> **What you have to do**: Extract each line from the entries below that has the string "name" in it.

> **Provided records**:
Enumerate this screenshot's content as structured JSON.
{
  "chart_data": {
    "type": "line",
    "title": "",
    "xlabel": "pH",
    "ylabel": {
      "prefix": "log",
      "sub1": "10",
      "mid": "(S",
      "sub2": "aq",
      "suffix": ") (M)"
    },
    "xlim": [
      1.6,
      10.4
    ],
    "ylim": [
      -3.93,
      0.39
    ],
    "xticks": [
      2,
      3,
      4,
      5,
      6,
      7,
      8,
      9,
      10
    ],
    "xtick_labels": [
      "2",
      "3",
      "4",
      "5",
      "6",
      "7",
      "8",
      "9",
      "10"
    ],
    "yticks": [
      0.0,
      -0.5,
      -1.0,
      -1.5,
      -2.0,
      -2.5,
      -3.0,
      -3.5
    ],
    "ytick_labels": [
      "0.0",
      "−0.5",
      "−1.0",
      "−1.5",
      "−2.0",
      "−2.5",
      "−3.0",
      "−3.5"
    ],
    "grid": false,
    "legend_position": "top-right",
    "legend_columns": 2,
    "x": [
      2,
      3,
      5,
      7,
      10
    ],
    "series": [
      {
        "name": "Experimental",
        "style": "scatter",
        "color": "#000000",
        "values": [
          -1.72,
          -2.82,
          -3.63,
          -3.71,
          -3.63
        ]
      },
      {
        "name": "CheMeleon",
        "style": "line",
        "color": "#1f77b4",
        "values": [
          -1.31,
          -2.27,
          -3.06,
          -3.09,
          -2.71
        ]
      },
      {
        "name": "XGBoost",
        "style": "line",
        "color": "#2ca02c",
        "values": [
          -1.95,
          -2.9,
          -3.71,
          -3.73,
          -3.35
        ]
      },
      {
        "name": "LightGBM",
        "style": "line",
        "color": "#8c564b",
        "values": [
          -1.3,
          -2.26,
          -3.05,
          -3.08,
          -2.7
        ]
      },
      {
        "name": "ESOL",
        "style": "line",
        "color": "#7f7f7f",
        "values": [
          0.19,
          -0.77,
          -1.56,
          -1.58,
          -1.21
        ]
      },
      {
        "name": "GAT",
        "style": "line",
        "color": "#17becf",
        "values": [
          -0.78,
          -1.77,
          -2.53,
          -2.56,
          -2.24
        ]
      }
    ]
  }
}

> **Finished task**:
        "name": "Experimental",
        "name": "CheMeleon",
        "name": "XGBoost",
        "name": "LightGBM",
        "name": "ESOL",
        "name": "GAT",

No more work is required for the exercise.